### OBJECTIVE
Reproduce the lines of the material exactly, excluding every image.

────────────────────────────────────────

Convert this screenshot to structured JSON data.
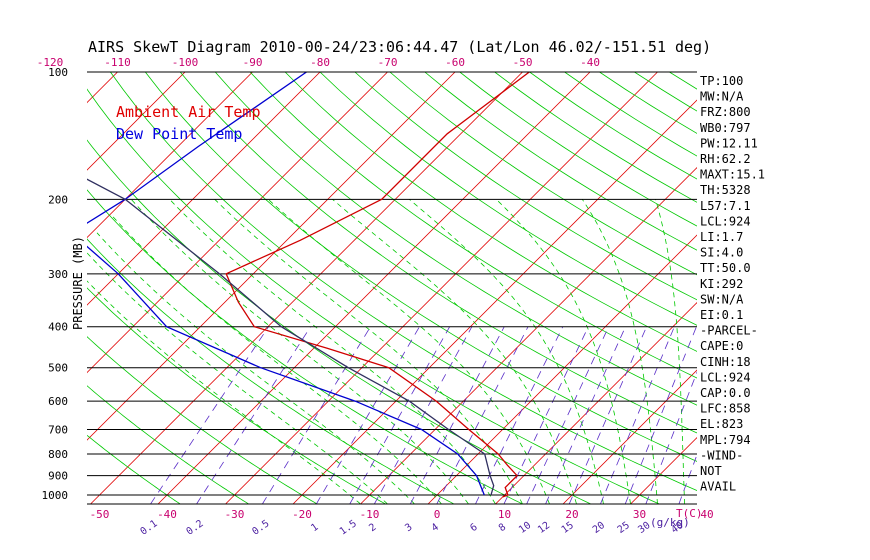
{
  "chart_data": {
    "type": "line",
    "title": "AIRS SkewT Diagram 2010-00-24/23:06:44.47 (Lat/Lon 46.02/-151.51 deg)",
    "ylabel": "PRESSURE (MB)",
    "bottom_axis_unit": "T(C)",
    "mixing_ratio_unit": "(g/kg)",
    "y_scale": "log",
    "ylim": [
      100,
      1050
    ],
    "pressure_ticks": [
      100,
      200,
      300,
      400,
      500,
      600,
      700,
      800,
      900,
      1000
    ],
    "bottom_temp_ticks": [
      -50,
      -40,
      -30,
      -20,
      -10,
      0,
      10,
      20,
      30,
      40
    ],
    "top_temp_ticks": [
      -120,
      -110,
      -100,
      -90,
      -80,
      -70,
      -60,
      -50,
      -40
    ],
    "mixing_ratio_ticks": [
      "0.1",
      "0.2",
      "0.5",
      "1",
      "1.5",
      "2",
      "3",
      "4",
      "6",
      "8",
      "10",
      "12",
      "15",
      "20",
      "25",
      "30",
      "40"
    ],
    "legend": [
      {
        "name": "Ambient Air Temp",
        "color": "#e00000"
      },
      {
        "name": "Dew Point Temp",
        "color": "#0000e0"
      }
    ],
    "series": [
      {
        "name": "Ambient Air Temp",
        "color": "#d00000",
        "points": [
          [
            100,
            -49
          ],
          [
            140,
            -52
          ],
          [
            200,
            -52
          ],
          [
            250,
            -58
          ],
          [
            300,
            -64
          ],
          [
            350,
            -58
          ],
          [
            400,
            -52
          ],
          [
            450,
            -38
          ],
          [
            500,
            -26
          ],
          [
            600,
            -14
          ],
          [
            700,
            -5
          ],
          [
            800,
            3
          ],
          [
            850,
            6
          ],
          [
            900,
            9
          ],
          [
            960,
            9
          ],
          [
            1000,
            10.5
          ],
          [
            1010,
            10
          ]
        ]
      },
      {
        "name": "Dew Point Temp",
        "color": "#0000d0",
        "points": [
          [
            100,
            -82
          ],
          [
            150,
            -87
          ],
          [
            200,
            -90
          ],
          [
            240,
            -93
          ],
          [
            300,
            -80
          ],
          [
            400,
            -65
          ],
          [
            500,
            -45
          ],
          [
            600,
            -26
          ],
          [
            700,
            -12
          ],
          [
            800,
            -3
          ],
          [
            900,
            3
          ],
          [
            1000,
            7
          ]
        ]
      },
      {
        "name": "Parcel",
        "color": "#303060",
        "points": [
          [
            100,
            -133
          ],
          [
            130,
            -124
          ],
          [
            200,
            -90
          ],
          [
            300,
            -65
          ],
          [
            400,
            -48
          ],
          [
            500,
            -32
          ],
          [
            600,
            -18
          ],
          [
            700,
            -8
          ],
          [
            800,
            1
          ],
          [
            900,
            5
          ],
          [
            950,
            7
          ],
          [
            1000,
            8
          ]
        ]
      }
    ],
    "indices": [
      "TP:100",
      "MW:N/A",
      "FRZ:800",
      "WB0:797",
      "PW:12.11",
      "RH:62.2",
      "MAXT:15.1",
      "TH:5328",
      "L57:7.1",
      "LCL:924",
      "LI:1.7",
      "SI:4.0",
      "TT:50.0",
      "KI:292",
      "SW:N/A",
      "EI:0.1",
      "-PARCEL-",
      "CAPE:0",
      "CINH:18",
      "LCL:924",
      "CAP:0.0",
      "LFC:858",
      "EL:823",
      "MPL:794",
      "-WIND-",
      "NOT",
      "AVAIL"
    ],
    "colors": {
      "isotherm": "#e00000",
      "dry_adiabat": "#00c800",
      "moist_adiabat": "#00c800",
      "mixing_ratio": "#5a2ec8",
      "isobar": "#000000",
      "title": "#000000",
      "axis_labels": "#c8006e",
      "pressure_labels": "#000000",
      "mixing_ratio_labels": "#4a1ea0"
    }
  }
}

────────────────────────────────────────

### RESULT OF THE TASK
Convert this screenshot to structured JSON data.
{
  "chart_data": {
    "type": "line",
    "title": "AIRS SkewT Diagram 2010-00-24/23:06:44.47 (Lat/Lon 46.02/-151.51 deg)",
    "ylabel": "PRESSURE (MB)",
    "bottom_axis_unit": "T(C)",
    "mixing_ratio_unit": "(g/kg)",
    "y_scale": "log",
    "ylim": [
      100,
      1050
    ],
    "pressure_ticks": [
      100,
      200,
      300,
      400,
      500,
      600,
      700,
      800,
      900,
      1000
    ],
    "bottom_temp_ticks": [
      -50,
      -40,
      -30,
      -20,
      -10,
      0,
      10,
      20,
      30,
      40
    ],
    "top_temp_ticks": [
      -120,
      -110,
      -100,
      -90,
      -80,
      -70,
      -60,
      -50,
      -40
    ],
    "mixing_ratio_ticks": [
      "0.1",
      "0.2",
      "0.5",
      "1",
      "1.5",
      "2",
      "3",
      "4",
      "6",
      "8",
      "10",
      "12",
      "15",
      "20",
      "25",
      "30",
      "40"
    ],
    "legend": [
      {
        "name": "Ambient Air Temp",
        "color": "#e00000"
      },
      {
        "name": "Dew Point Temp",
        "color": "#0000e0"
      }
    ],
    "series": [
      {
        "name": "Ambient Air Temp",
        "color": "#d00000",
        "points": [
          [
            100,
            -49
          ],
          [
            140,
            -52
          ],
          [
            200,
            -52
          ],
          [
            250,
            -58
          ],
          [
            300,
            -64
          ],
          [
            350,
            -58
          ],
          [
            400,
            -52
          ],
          [
            450,
            -38
          ],
          [
            500,
            -26
          ],
          [
            600,
            -14
          ],
          [
            700,
            -5
          ],
          [
            800,
            3
          ],
          [
            850,
            6
          ],
          [
            900,
            9
          ],
          [
            960,
            9
          ],
          [
            1000,
            10.5
          ],
          [
            1010,
            10
          ]
        ]
      },
      {
        "name": "Dew Point Temp",
        "color": "#0000d0",
        "points": [
          [
            100,
            -82
          ],
          [
            150,
            -87
          ],
          [
            200,
            -90
          ],
          [
            240,
            -93
          ],
          [
            300,
            -80
          ],
          [
            400,
            -65
          ],
          [
            500,
            -45
          ],
          [
            600,
            -26
          ],
          [
            700,
            -12
          ],
          [
            800,
            -3
          ],
          [
            900,
            3
          ],
          [
            1000,
            7
          ]
        ]
      },
      {
        "name": "Parcel",
        "color": "#303060",
        "points": [
          [
            100,
            -133
          ],
          [
            130,
            -124
          ],
          [
            200,
            -90
          ],
          [
            300,
            -65
          ],
          [
            400,
            -48
          ],
          [
            500,
            -32
          ],
          [
            600,
            -18
          ],
          [
            700,
            -8
          ],
          [
            800,
            1
          ],
          [
            900,
            5
          ],
          [
            950,
            7
          ],
          [
            1000,
            8
          ]
        ]
      }
    ],
    "indices": [
      "TP:100",
      "MW:N/A",
      "FRZ:800",
      "WB0:797",
      "PW:12.11",
      "RH:62.2",
      "MAXT:15.1",
      "TH:5328",
      "L57:7.1",
      "LCL:924",
      "LI:1.7",
      "SI:4.0",
      "TT:50.0",
      "KI:292",
      "SW:N/A",
      "EI:0.1",
      "-PARCEL-",
      "CAPE:0",
      "CINH:18",
      "LCL:924",
      "CAP:0.0",
      "LFC:858",
      "EL:823",
      "MPL:794",
      "-WIND-",
      "NOT",
      "AVAIL"
    ],
    "colors": {
      "isotherm": "#e00000",
      "dry_adiabat": "#00c800",
      "moist_adiabat": "#00c800",
      "mixing_ratio": "#5a2ec8",
      "isobar": "#000000",
      "title": "#000000",
      "axis_labels": "#c8006e",
      "pressure_labels": "#000000",
      "mixing_ratio_labels": "#4a1ea0"
    }
  }
}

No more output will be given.